Exercise requirements: Write out the entire listing below exactly, with the pictures left out.

(A block of data)
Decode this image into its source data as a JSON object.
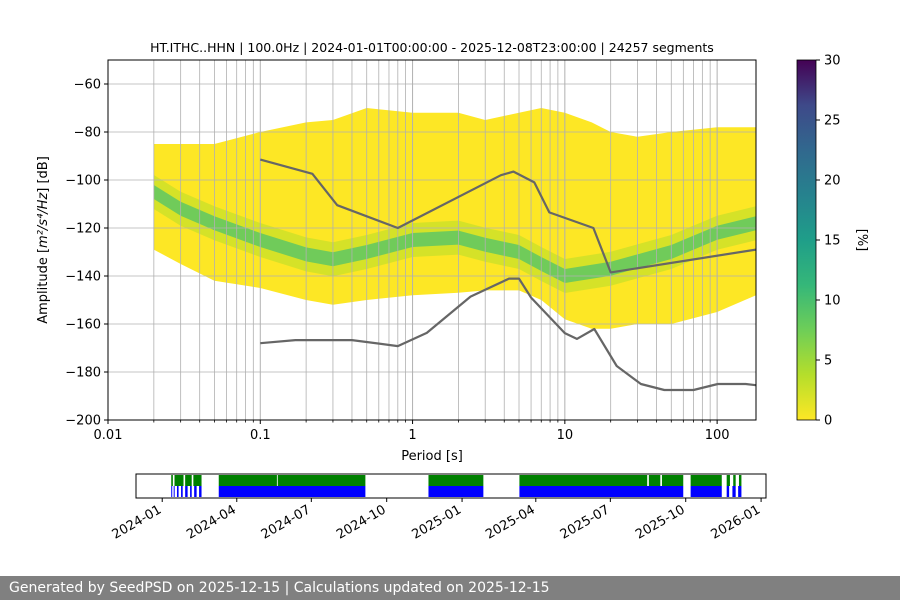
{
  "chart_data": [
    {
      "type": "heatmap",
      "title": "HT.ITHC..HHN | 100.0Hz | 2024-01-01T00:00:00 - 2025-12-08T23:00:00 | 24257 segments",
      "xlabel": "Period [s]",
      "ylabel_text": "Amplitude [",
      "ylabel_units": "m²/s⁴/Hz",
      "ylabel_suffix": "] [dB]",
      "x_scale": "log",
      "xlim": [
        0.01,
        180
      ],
      "ylim": [
        -200,
        -50
      ],
      "x_ticks": [
        0.01,
        0.1,
        1,
        10,
        100
      ],
      "x_tick_labels": [
        "0.01",
        "0.1",
        "1",
        "10",
        "100"
      ],
      "y_ticks": [
        -200,
        -180,
        -160,
        -140,
        -120,
        -100,
        -80,
        -60
      ],
      "y_tick_labels": [
        "−200",
        "−180",
        "−160",
        "−140",
        "−120",
        "−100",
        "−80",
        "−60"
      ],
      "grid": true,
      "colormap": "viridis_r",
      "colorbar": {
        "label": "[%]",
        "range": [
          0,
          30
        ],
        "ticks": [
          0,
          5,
          10,
          15,
          20,
          25,
          30
        ],
        "tick_labels": [
          "0",
          "5",
          "10",
          "15",
          "20",
          "25",
          "30"
        ]
      },
      "psd_envelope": {
        "period": [
          0.02,
          0.03,
          0.05,
          0.1,
          0.2,
          0.3,
          0.5,
          1,
          2,
          3,
          5,
          7,
          10,
          15,
          20,
          30,
          50,
          100,
          180
        ],
        "upper_db": [
          -85,
          -85,
          -85,
          -80,
          -76,
          -75,
          -70,
          -72,
          -72,
          -75,
          -72,
          -70,
          -72,
          -76,
          -80,
          -82,
          -80,
          -78,
          -78
        ],
        "lower_db": [
          -129,
          -135,
          -142,
          -145,
          -150,
          -152,
          -150,
          -148,
          -147,
          -146,
          -146,
          -150,
          -158,
          -162,
          -162,
          -160,
          -160,
          -155,
          -148
        ]
      },
      "psd_mode": {
        "period": [
          0.02,
          0.03,
          0.05,
          0.1,
          0.2,
          0.3,
          0.5,
          1,
          2,
          3,
          5,
          7,
          10,
          20,
          50,
          100,
          180
        ],
        "db": [
          -105,
          -112,
          -118,
          -125,
          -131,
          -133,
          -130,
          -125,
          -124,
          -127,
          -130,
          -135,
          -140,
          -137,
          -130,
          -122,
          -118
        ]
      },
      "noise_models": [
        {
          "period": [
            0.1,
            0.17,
            0.4,
            0.8,
            1.24,
            2.4,
            4.3,
            5,
            6,
            10,
            12,
            15.6,
            21.9,
            31.6,
            45,
            70,
            101,
            154,
            180
          ],
          "db": [
            -168,
            -166.7,
            -166.7,
            -169.2,
            -163.7,
            -148.6,
            -141.1,
            -141.1,
            -149,
            -163.8,
            -166.2,
            -162.1,
            -177.5,
            -185,
            -187.5,
            -187.5,
            -185,
            -185,
            -185.5
          ]
        },
        {
          "period": [
            0.1,
            0.22,
            0.32,
            0.8,
            3.8,
            4.6,
            6.3,
            7.9,
            15.4,
            20,
            180
          ],
          "db": [
            -91.5,
            -97.4,
            -110.5,
            -120,
            -98,
            -96.5,
            -101,
            -113.5,
            -120,
            -138.5,
            -129
          ]
        }
      ]
    },
    {
      "type": "timeline",
      "x_tick_labels": [
        "2024-01",
        "2024-04",
        "2024-07",
        "2024-10",
        "2025-01",
        "2025-04",
        "2025-07",
        "2025-10",
        "2026-01"
      ],
      "x_tick_dates": [
        "2024-01-01",
        "2024-04-01",
        "2024-07-01",
        "2024-10-01",
        "2025-01-01",
        "2025-04-01",
        "2025-07-01",
        "2025-10-01",
        "2026-01-01"
      ],
      "xlim": [
        "2023-11-30",
        "2026-01-07"
      ],
      "series": [
        {
          "color": "#008000",
          "intervals": [
            [
              "2024-01-12",
              "2024-01-14"
            ],
            [
              "2024-01-16",
              "2024-01-27"
            ],
            [
              "2024-01-29",
              "2024-02-06"
            ],
            [
              "2024-02-08",
              "2024-02-18"
            ],
            [
              "2024-03-10",
              "2024-05-20"
            ],
            [
              "2024-05-21",
              "2024-09-05"
            ],
            [
              "2024-11-21",
              "2025-01-27"
            ],
            [
              "2025-03-12",
              "2025-08-15"
            ],
            [
              "2025-08-17",
              "2025-08-31"
            ],
            [
              "2025-09-02",
              "2025-09-28"
            ],
            [
              "2025-10-07",
              "2025-11-14"
            ],
            [
              "2025-11-20",
              "2025-11-24"
            ],
            [
              "2025-11-28",
              "2025-12-01"
            ],
            [
              "2025-12-05",
              "2025-12-08"
            ]
          ]
        },
        {
          "color": "#0000ff",
          "intervals": [
            [
              "2024-01-12",
              "2024-01-13"
            ],
            [
              "2024-01-15",
              "2024-01-16"
            ],
            [
              "2024-01-19",
              "2024-01-21"
            ],
            [
              "2024-01-24",
              "2024-01-26"
            ],
            [
              "2024-01-29",
              "2024-02-01"
            ],
            [
              "2024-02-04",
              "2024-02-06"
            ],
            [
              "2024-02-09",
              "2024-02-12"
            ],
            [
              "2024-02-15",
              "2024-02-18"
            ],
            [
              "2024-03-10",
              "2024-09-05"
            ],
            [
              "2024-11-21",
              "2025-01-27"
            ],
            [
              "2025-03-12",
              "2025-09-28"
            ],
            [
              "2025-10-07",
              "2025-11-14"
            ],
            [
              "2025-11-20",
              "2025-11-23"
            ],
            [
              "2025-11-27",
              "2025-12-01"
            ],
            [
              "2025-12-04",
              "2025-12-08"
            ]
          ]
        }
      ]
    }
  ],
  "footer": {
    "text": "Generated by SeedPSD on 2025-12-15 | Calculations updated on 2025-12-15"
  }
}
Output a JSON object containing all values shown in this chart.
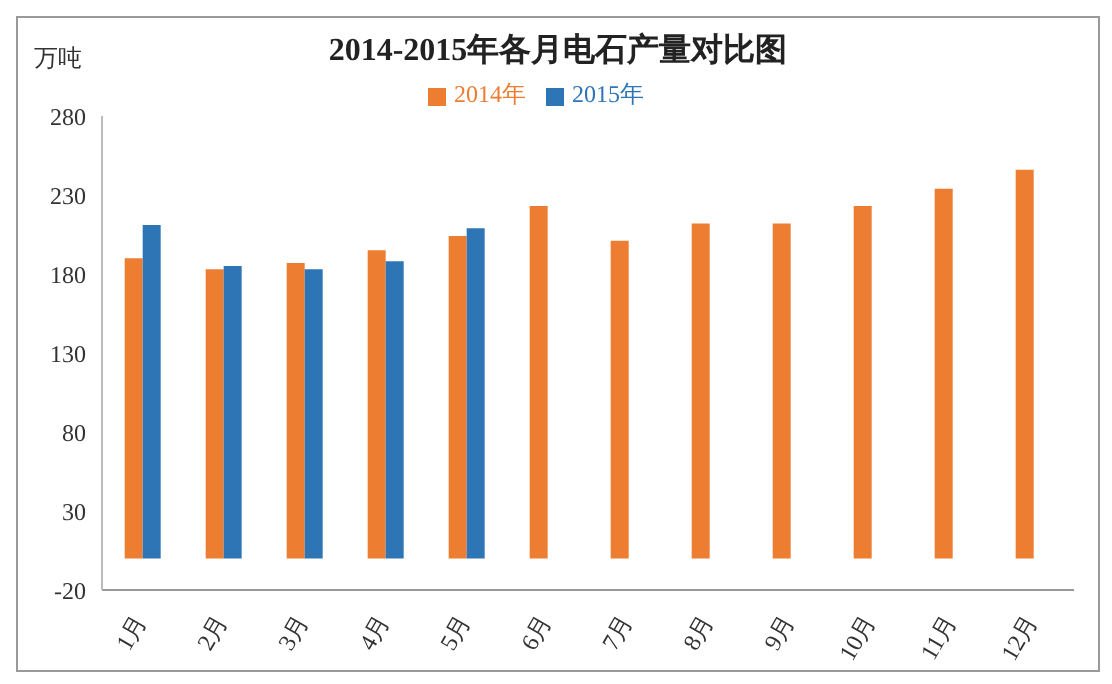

Solution to this task:
Decode this image into its source data as a JSON object.
{
  "chart_data": [
    {
      "type": "heatmap",
      "title": "HT.ITHC..HHN | 100.0Hz | 2024-01-01T00:00:00 - 2025-12-08T23:00:00 | 24257 segments",
      "xlabel": "Period [s]",
      "ylabel_text": "Amplitude [",
      "ylabel_units": "m²/s⁴/Hz",
      "ylabel_suffix": "] [dB]",
      "x_scale": "log",
      "xlim": [
        0.01,
        180
      ],
      "ylim": [
        -200,
        -50
      ],
      "x_ticks": [
        0.01,
        0.1,
        1,
        10,
        100
      ],
      "x_tick_labels": [
        "0.01",
        "0.1",
        "1",
        "10",
        "100"
      ],
      "y_ticks": [
        -200,
        -180,
        -160,
        -140,
        -120,
        -100,
        -80,
        -60
      ],
      "y_tick_labels": [
        "−200",
        "−180",
        "−160",
        "−140",
        "−120",
        "−100",
        "−80",
        "−60"
      ],
      "grid": true,
      "colormap": "viridis_r",
      "colorbar": {
        "label": "[%]",
        "range": [
          0,
          30
        ],
        "ticks": [
          0,
          5,
          10,
          15,
          20,
          25,
          30
        ],
        "tick_labels": [
          "0",
          "5",
          "10",
          "15",
          "20",
          "25",
          "30"
        ]
      },
      "psd_envelope": {
        "period": [
          0.02,
          0.03,
          0.05,
          0.1,
          0.2,
          0.3,
          0.5,
          1,
          2,
          3,
          5,
          7,
          10,
          15,
          20,
          30,
          50,
          100,
          180
        ],
        "upper_db": [
          -85,
          -85,
          -85,
          -80,
          -76,
          -75,
          -70,
          -72,
          -72,
          -75,
          -72,
          -70,
          -72,
          -76,
          -80,
          -82,
          -80,
          -78,
          -78
        ],
        "lower_db": [
          -129,
          -135,
          -142,
          -145,
          -150,
          -152,
          -150,
          -148,
          -147,
          -146,
          -146,
          -150,
          -158,
          -162,
          -162,
          -160,
          -160,
          -155,
          -148
        ]
      },
      "psd_mode": {
        "period": [
          0.02,
          0.03,
          0.05,
          0.1,
          0.2,
          0.3,
          0.5,
          1,
          2,
          3,
          5,
          7,
          10,
          20,
          50,
          100,
          180
        ],
        "db": [
          -105,
          -112,
          -118,
          -125,
          -131,
          -133,
          -130,
          -125,
          -124,
          -127,
          -130,
          -135,
          -140,
          -137,
          -130,
          -122,
          -118
        ]
      },
      "noise_models": [
        {
          "period": [
            0.1,
            0.17,
            0.4,
            0.8,
            1.24,
            2.4,
            4.3,
            5,
            6,
            10,
            12,
            15.6,
            21.9,
            31.6,
            45,
            70,
            101,
            154,
            180
          ],
          "db": [
            -168,
            -166.7,
            -166.7,
            -169.2,
            -163.7,
            -148.6,
            -141.1,
            -141.1,
            -149,
            -163.8,
            -166.2,
            -162.1,
            -177.5,
            -185,
            -187.5,
            -187.5,
            -185,
            -185,
            -185.5
          ]
        },
        {
          "period": [
            0.1,
            0.22,
            0.32,
            0.8,
            3.8,
            4.6,
            6.3,
            7.9,
            15.4,
            20,
            180
          ],
          "db": [
            -91.5,
            -97.4,
            -110.5,
            -120,
            -98,
            -96.5,
            -101,
            -113.5,
            -120,
            -138.5,
            -129
          ]
        }
      ]
    },
    {
      "type": "timeline",
      "x_tick_labels": [
        "2024-01",
        "2024-04",
        "2024-07",
        "2024-10",
        "2025-01",
        "2025-04",
        "2025-07",
        "2025-10",
        "2026-01"
      ],
      "x_tick_dates": [
        "2024-01-01",
        "2024-04-01",
        "2024-07-01",
        "2024-10-01",
        "2025-01-01",
        "2025-04-01",
        "2025-07-01",
        "2025-10-01",
        "2026-01-01"
      ],
      "xlim": [
        "2023-11-30",
        "2026-01-07"
      ],
      "series": [
        {
          "color": "#008000",
          "intervals": [
            [
              "2024-01-12",
              "2024-01-14"
            ],
            [
              "2024-01-16",
              "2024-01-27"
            ],
            [
              "2024-01-29",
              "2024-02-06"
            ],
            [
              "2024-02-08",
              "2024-02-18"
            ],
            [
              "2024-03-10",
              "2024-05-20"
            ],
            [
              "2024-05-21",
              "2024-09-05"
            ],
            [
              "2024-11-21",
              "2025-01-27"
            ],
            [
              "2025-03-12",
              "2025-08-15"
            ],
            [
              "2025-08-17",
              "2025-08-31"
            ],
            [
              "2025-09-02",
              "2025-09-28"
            ],
            [
              "2025-10-07",
              "2025-11-14"
            ],
            [
              "2025-11-20",
              "2025-11-24"
            ],
            [
              "2025-11-28",
              "2025-12-01"
            ],
            [
              "2025-12-05",
              "2025-12-08"
            ]
          ]
        },
        {
          "color": "#0000ff",
          "intervals": [
            [
              "2024-01-12",
              "2024-01-13"
            ],
            [
              "2024-01-15",
              "2024-01-16"
            ],
            [
              "2024-01-19",
              "2024-01-21"
            ],
            [
              "2024-01-24",
              "2024-01-26"
            ],
            [
              "2024-01-29",
              "2024-02-01"
            ],
            [
              "2024-02-04",
              "2024-02-06"
            ],
            [
              "2024-02-09",
              "2024-02-12"
            ],
            [
              "2024-02-15",
              "2024-02-18"
            ],
            [
              "2024-03-10",
              "2024-09-05"
            ],
            [
              "2024-11-21",
              "2025-01-27"
            ],
            [
              "2025-03-12",
              "2025-09-28"
            ],
            [
              "2025-10-07",
              "2025-11-14"
            ],
            [
              "2025-11-20",
              "2025-11-23"
            ],
            [
              "2025-11-27",
              "2025-12-01"
            ],
            [
              "2025-12-04",
              "2025-12-08"
            ]
          ]
        }
      ]
    }
  ],
  "footer": {
    "text": "Generated by SeedPSD on 2025-12-15 | Calculations updated on 2025-12-15"
  }
}
Output a JSON object containing all values shown in this chart.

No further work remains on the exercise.